Below, find each line holding "Trousseau" and state how many there are, using the number alone.

Collected data entries:
------------------------------------------------------------

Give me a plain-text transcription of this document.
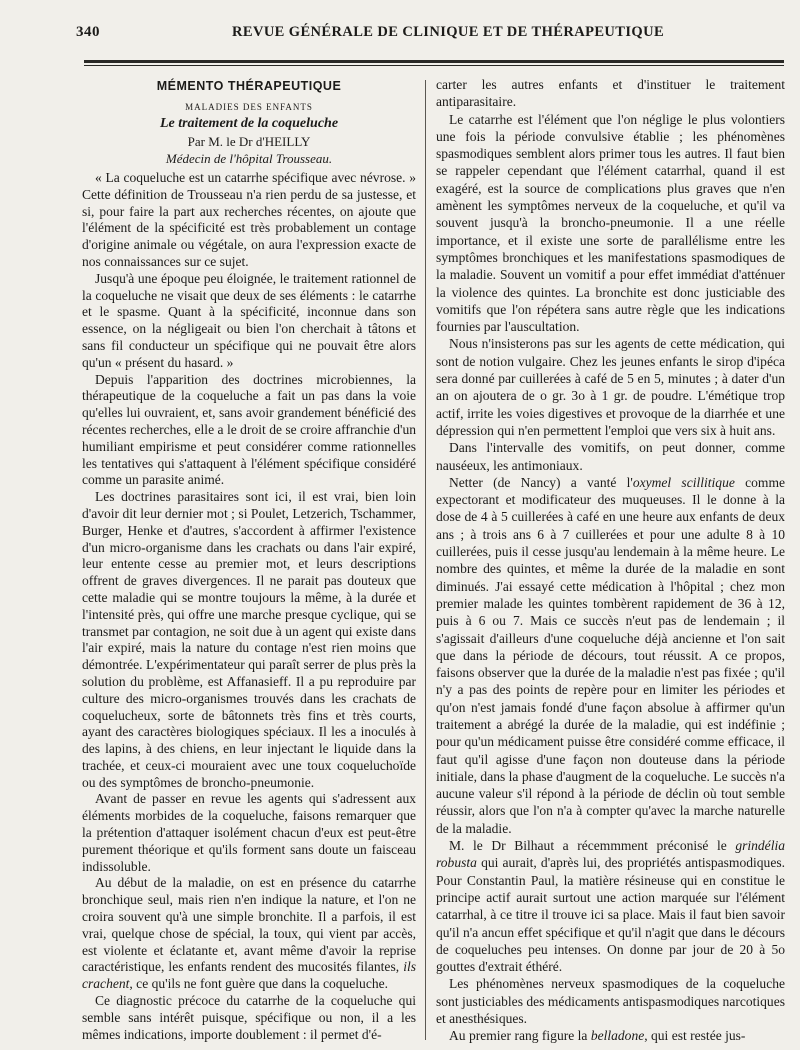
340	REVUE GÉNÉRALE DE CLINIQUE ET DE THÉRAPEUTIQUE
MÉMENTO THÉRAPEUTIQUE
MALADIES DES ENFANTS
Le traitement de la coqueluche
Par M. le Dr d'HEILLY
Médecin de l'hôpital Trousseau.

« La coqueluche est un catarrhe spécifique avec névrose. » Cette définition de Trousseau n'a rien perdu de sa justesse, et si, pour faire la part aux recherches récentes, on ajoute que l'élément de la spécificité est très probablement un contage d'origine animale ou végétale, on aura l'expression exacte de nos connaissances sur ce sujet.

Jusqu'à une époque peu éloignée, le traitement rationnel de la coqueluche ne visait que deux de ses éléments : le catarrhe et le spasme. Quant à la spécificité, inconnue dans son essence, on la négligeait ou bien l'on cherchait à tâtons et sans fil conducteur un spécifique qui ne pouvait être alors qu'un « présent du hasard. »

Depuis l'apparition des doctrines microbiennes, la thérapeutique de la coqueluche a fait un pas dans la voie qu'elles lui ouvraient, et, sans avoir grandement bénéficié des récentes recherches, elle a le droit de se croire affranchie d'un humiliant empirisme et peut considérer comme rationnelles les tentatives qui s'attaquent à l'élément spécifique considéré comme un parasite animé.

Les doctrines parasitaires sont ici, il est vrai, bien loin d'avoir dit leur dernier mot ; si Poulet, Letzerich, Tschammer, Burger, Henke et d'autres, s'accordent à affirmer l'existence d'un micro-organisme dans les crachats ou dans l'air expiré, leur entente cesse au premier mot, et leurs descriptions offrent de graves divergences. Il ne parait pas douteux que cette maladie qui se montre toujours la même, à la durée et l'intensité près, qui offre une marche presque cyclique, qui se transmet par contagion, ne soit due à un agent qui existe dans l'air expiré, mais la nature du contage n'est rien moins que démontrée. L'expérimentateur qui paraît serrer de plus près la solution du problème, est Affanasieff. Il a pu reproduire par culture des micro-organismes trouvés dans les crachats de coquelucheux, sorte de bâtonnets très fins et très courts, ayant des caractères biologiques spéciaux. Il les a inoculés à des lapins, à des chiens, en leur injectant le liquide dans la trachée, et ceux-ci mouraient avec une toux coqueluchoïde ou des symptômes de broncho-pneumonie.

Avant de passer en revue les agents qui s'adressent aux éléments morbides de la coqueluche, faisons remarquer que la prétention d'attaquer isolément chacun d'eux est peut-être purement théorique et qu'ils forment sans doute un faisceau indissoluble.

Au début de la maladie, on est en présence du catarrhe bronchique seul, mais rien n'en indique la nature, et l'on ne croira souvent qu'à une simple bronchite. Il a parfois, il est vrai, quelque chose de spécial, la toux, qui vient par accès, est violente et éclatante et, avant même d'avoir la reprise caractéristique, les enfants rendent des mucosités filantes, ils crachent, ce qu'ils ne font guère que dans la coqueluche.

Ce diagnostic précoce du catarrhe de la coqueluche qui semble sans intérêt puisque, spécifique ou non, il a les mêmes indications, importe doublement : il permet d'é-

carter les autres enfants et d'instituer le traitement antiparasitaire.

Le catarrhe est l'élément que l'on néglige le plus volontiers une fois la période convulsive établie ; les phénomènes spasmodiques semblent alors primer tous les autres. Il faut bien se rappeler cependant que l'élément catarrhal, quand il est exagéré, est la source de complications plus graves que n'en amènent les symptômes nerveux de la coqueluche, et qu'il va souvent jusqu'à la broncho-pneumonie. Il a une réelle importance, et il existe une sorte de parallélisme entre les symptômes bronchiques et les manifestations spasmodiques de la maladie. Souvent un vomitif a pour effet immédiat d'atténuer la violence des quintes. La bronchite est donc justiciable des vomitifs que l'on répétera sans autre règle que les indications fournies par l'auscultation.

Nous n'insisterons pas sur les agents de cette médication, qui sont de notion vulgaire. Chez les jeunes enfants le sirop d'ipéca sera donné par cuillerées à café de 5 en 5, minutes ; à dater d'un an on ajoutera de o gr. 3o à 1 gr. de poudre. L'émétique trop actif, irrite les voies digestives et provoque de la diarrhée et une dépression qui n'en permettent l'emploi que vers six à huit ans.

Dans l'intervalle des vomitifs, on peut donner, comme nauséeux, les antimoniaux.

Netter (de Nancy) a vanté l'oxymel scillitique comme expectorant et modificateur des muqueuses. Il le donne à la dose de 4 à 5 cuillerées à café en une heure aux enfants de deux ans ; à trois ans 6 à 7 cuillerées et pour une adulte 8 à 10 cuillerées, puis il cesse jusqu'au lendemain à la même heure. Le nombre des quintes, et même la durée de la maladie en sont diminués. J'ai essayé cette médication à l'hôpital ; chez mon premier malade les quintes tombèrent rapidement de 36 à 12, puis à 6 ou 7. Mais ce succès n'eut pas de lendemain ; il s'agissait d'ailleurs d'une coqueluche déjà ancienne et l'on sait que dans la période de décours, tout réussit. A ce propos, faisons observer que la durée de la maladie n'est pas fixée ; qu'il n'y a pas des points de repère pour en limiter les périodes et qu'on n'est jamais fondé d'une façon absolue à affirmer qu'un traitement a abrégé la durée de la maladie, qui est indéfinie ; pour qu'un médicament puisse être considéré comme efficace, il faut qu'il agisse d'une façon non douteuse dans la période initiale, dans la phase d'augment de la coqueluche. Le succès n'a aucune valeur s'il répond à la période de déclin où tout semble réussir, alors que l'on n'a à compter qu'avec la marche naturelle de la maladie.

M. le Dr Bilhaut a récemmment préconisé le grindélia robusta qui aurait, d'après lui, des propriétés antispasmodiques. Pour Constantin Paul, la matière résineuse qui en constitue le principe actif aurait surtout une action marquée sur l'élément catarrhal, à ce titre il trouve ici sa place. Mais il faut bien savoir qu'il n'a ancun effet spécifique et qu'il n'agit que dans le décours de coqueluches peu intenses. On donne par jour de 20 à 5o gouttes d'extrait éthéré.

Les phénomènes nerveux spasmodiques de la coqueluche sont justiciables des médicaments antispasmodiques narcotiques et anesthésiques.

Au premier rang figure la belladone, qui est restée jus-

------------------------------------------------------------

Problem solution: 2